Direction A ▸ Transcribe the album review from "Chad Seely /" up to and including "for the music.".

Page extract ▸
--------------------------------

Review Summary: Lengthly hardcore with punk and prog ethics0 of 1 thought this review was well written
It's almost been a year since a buddy of mine put this cd in my car and said, "Bro this right here reminds me of a downtempo Hopesfall." At first I was like, "Wow, he's exactly right about that.." now my thoughts on this album are way different. This cd is an experience, one that has to be sat through and no song must be skipped. From the instrumental opening of, "Your love in the morning" to the closing song, "Your faithfulness in the afternoon." Anyways, onto what is really important, reviewing this
masterpiece of an album.
Chad Seely / Bass/Vocals
Dan Shebaylo / Guitar/Vocals
Silas Zdybel / Drums/Vocals
Right from the start Dan Shebaylo, guitarest of The Blue Letter shows you he isn't afriad to use effects and feedback within the first few seconds of, "Your love in the morning." Starting the album off with an insturmental that sets the tone of this album, slowly building up with a few notes played over and over, while the drummer Silas Zdybel builds up the pace and shifts the moods in this song. Silas is really the star of this album his drumming is what moves you through out this album, while the guitar is just a layer under setting tones and emotions for the music.
"This window is made of one way glass" starts off with a drum roll and interesting effects produced out of Shebaylos guitar and did you even knowtice the transition from the last song? Shebaylo comes in with his raspy scream/yelling and the band shows off their punk ethics. Group vocals come in about half-way into the song and they become intrumental with the vibe you should of gotten from the last track. Their insturmental work is great comparing to the likes of Isis, Giant, and Pelican. The ending of the song is back into the punk feel with Shebaylos raspy yelling and ening with a guitar effect that seemelesly transitions into the next song.
As the looped effects carry on, "We'll Cut Down the Trees, and Name Our Streets After Them" starts off with the drummer gently hitting the symbols while Shebaylo and bassist Chad Seely play very mellow notes on their insturments. Keeping it mellow till about 1:58 then crashing in with a sludgy/downtempo feel which continues as the basis for this song. At about 3:33 this song displays one of the best points in my oppion, concluding with the vocal shot out, "Every beat of your heart is a lie, even through your mask I can still see your eyes." A very powerful part in the song, but afterwards the song has a slight downfall in a transition from such a powerful part to a sludgyer feel untill it picks back up and ends.

--------------------------------

Input rows ▸

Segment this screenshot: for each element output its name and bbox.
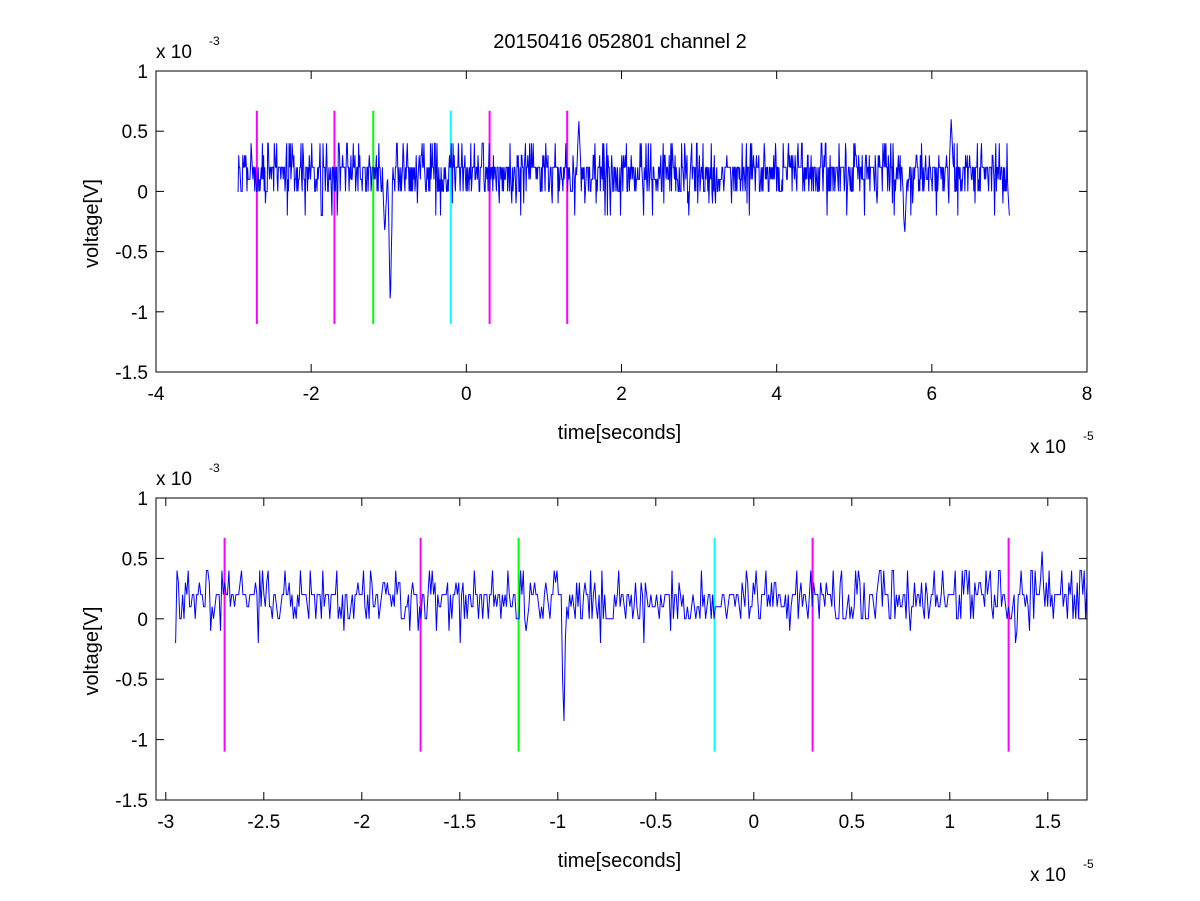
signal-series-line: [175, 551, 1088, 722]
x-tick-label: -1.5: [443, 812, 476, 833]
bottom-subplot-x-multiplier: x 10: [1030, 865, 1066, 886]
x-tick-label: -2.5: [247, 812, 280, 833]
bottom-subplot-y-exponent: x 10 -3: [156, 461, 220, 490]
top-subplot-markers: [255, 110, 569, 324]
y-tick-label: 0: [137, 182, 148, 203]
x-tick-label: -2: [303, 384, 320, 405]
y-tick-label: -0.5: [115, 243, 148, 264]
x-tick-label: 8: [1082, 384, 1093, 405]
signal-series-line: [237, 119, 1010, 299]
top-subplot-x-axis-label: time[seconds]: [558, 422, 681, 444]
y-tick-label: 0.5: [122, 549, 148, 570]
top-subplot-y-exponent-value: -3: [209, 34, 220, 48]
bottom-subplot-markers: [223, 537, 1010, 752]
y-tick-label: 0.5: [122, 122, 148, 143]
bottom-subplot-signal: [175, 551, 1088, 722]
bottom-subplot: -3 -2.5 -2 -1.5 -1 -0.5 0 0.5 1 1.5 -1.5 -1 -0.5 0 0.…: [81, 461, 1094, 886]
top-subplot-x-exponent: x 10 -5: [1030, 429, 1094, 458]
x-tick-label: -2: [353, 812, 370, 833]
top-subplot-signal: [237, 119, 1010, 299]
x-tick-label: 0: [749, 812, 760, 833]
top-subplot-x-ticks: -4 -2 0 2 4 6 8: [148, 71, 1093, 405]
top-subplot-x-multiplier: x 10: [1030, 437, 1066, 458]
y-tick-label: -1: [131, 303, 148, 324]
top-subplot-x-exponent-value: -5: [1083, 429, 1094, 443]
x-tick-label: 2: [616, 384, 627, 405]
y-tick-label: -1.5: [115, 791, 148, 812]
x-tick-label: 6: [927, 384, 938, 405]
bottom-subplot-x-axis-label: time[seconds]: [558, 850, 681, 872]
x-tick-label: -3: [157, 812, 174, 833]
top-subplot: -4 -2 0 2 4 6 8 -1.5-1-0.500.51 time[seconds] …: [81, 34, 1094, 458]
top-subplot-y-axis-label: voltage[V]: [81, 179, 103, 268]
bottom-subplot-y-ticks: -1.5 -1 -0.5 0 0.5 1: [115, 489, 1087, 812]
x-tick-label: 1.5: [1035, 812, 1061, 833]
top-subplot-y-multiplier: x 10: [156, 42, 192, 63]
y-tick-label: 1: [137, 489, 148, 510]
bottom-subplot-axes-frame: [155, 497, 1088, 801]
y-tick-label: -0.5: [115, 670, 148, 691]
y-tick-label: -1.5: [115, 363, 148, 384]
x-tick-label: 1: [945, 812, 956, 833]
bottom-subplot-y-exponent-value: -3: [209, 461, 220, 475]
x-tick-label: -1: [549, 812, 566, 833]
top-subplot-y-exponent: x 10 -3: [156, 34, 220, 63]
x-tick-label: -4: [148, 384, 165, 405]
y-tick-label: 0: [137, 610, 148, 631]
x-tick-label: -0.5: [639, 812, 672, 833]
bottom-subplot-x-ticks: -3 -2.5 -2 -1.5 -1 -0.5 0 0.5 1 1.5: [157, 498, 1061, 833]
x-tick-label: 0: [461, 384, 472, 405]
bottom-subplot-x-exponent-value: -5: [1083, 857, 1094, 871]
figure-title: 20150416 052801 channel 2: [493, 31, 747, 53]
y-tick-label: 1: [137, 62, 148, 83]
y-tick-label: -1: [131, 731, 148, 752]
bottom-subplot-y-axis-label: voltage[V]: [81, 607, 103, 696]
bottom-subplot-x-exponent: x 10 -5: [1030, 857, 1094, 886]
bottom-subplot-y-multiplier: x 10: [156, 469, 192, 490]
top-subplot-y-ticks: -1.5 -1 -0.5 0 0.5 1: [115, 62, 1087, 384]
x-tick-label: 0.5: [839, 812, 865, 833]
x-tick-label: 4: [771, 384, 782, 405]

--------------------------------

Direction B ▸ In the rows, rewrite the lines from the line with "signal-series-line: [175, 551, 1088, 722]" up to and including the line with "y-tick-label: -0.5: [115, 243, 148, 264]", changing "x-tick-label" to "x-axis-tick" and leaving everything else unchanged. Return only those lines.

Expected answer A ▸
Chad Seely / Bass/Vocals
Dan Shebaylo / Guitar/Vocals
Silas Zdybel / Drums/Vocals
Right from the start Dan Shebaylo, guitarest of The Blue Letter shows you he isn't afriad to use effects and feedback within the first few seconds of, "Your love in the morning." Starting the album off with an insturmental that sets the tone of this album, slowly building up with a few notes played over and over, while the drummer Silas Zdybel builds up the pace and shifts the moods in this song. Silas is really the star of this album his drumming is what moves you through out this album, while the guitar is just a layer under setting tones and emotions for the music.

Expected answer B ▸
signal-series-line: [175, 551, 1088, 722]
x-axis-tick: -1.5: [443, 812, 476, 833]
bottom-subplot-x-multiplier: x 10: [1030, 865, 1066, 886]
x-axis-tick: -2.5: [247, 812, 280, 833]
bottom-subplot-y-exponent: x 10 -3: [156, 461, 220, 490]
top-subplot-markers: [255, 110, 569, 324]
y-tick-label: 0: [137, 182, 148, 203]
x-axis-tick: -2: [303, 384, 320, 405]
y-tick-label: -0.5: [115, 243, 148, 264]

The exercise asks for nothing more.